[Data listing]
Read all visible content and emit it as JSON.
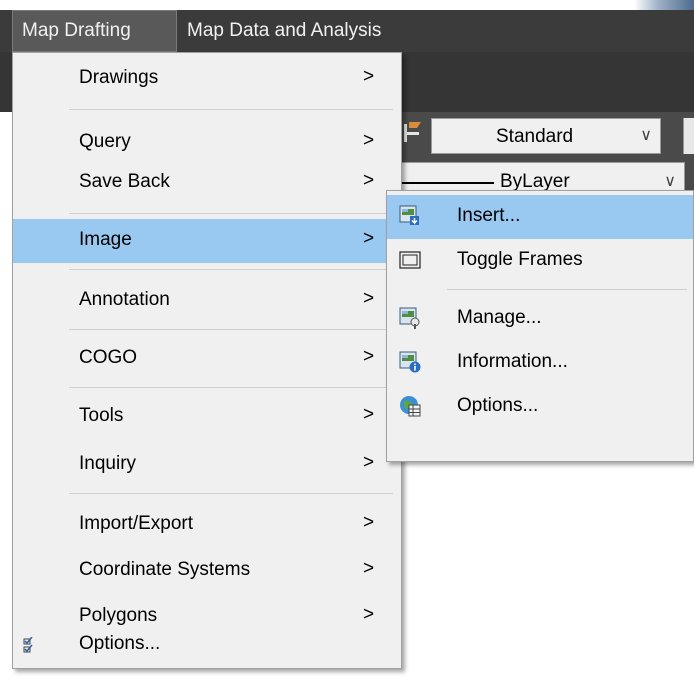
{
  "menubar": {
    "items": [
      "Map Drafting",
      "Map Data and Analysis"
    ]
  },
  "toolbar": {
    "style_combo_value": "Standard",
    "layer_combo_value": "ByLayer"
  },
  "main_menu": {
    "items": [
      {
        "label": "Drawings",
        "submenu": true
      },
      {
        "label": "Query",
        "submenu": true
      },
      {
        "label": "Save Back",
        "submenu": true
      },
      {
        "label": "Image",
        "submenu": true,
        "active": true
      },
      {
        "label": "Annotation",
        "submenu": true
      },
      {
        "label": "COGO",
        "submenu": true
      },
      {
        "label": "Tools",
        "submenu": true
      },
      {
        "label": "Inquiry",
        "submenu": true
      },
      {
        "label": "Import/Export",
        "submenu": true
      },
      {
        "label": "Coordinate Systems",
        "submenu": true
      },
      {
        "label": "Polygons",
        "submenu": true
      },
      {
        "label": "Options...",
        "icon": "checklist-icon"
      }
    ],
    "arrow_glyph": ">"
  },
  "image_submenu": {
    "items": [
      {
        "label": "Insert...",
        "icon": "insert-image-icon",
        "active": true
      },
      {
        "label": "Toggle Frames",
        "icon": "frame-icon"
      },
      {
        "label": "Manage...",
        "icon": "manage-image-icon"
      },
      {
        "label": "Information...",
        "icon": "image-info-icon"
      },
      {
        "label": "Options...",
        "icon": "globe-options-icon"
      }
    ]
  },
  "colors": {
    "menubar_bg": "#3b3b3b",
    "menu_bg": "#f0f0f0",
    "highlight": "#99c9f1"
  }
}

» Exercise brief
All records should be output exactly, with the pictures left out.

» Solution to the exercise
Read all visible content and emit it as JSON.
{
  "menubar": {
    "items": [
      "Map Drafting",
      "Map Data and Analysis"
    ]
  },
  "toolbar": {
    "style_combo_value": "Standard",
    "layer_combo_value": "ByLayer"
  },
  "main_menu": {
    "items": [
      {
        "label": "Drawings",
        "submenu": true
      },
      {
        "label": "Query",
        "submenu": true
      },
      {
        "label": "Save Back",
        "submenu": true
      },
      {
        "label": "Image",
        "submenu": true,
        "active": true
      },
      {
        "label": "Annotation",
        "submenu": true
      },
      {
        "label": "COGO",
        "submenu": true
      },
      {
        "label": "Tools",
        "submenu": true
      },
      {
        "label": "Inquiry",
        "submenu": true
      },
      {
        "label": "Import/Export",
        "submenu": true
      },
      {
        "label": "Coordinate Systems",
        "submenu": true
      },
      {
        "label": "Polygons",
        "submenu": true
      },
      {
        "label": "Options...",
        "icon": "checklist-icon"
      }
    ],
    "arrow_glyph": ">"
  },
  "image_submenu": {
    "items": [
      {
        "label": "Insert...",
        "icon": "insert-image-icon",
        "active": true
      },
      {
        "label": "Toggle Frames",
        "icon": "frame-icon"
      },
      {
        "label": "Manage...",
        "icon": "manage-image-icon"
      },
      {
        "label": "Information...",
        "icon": "image-info-icon"
      },
      {
        "label": "Options...",
        "icon": "globe-options-icon"
      }
    ]
  },
  "colors": {
    "menubar_bg": "#3b3b3b",
    "menu_bg": "#f0f0f0",
    "highlight": "#99c9f1"
  }
}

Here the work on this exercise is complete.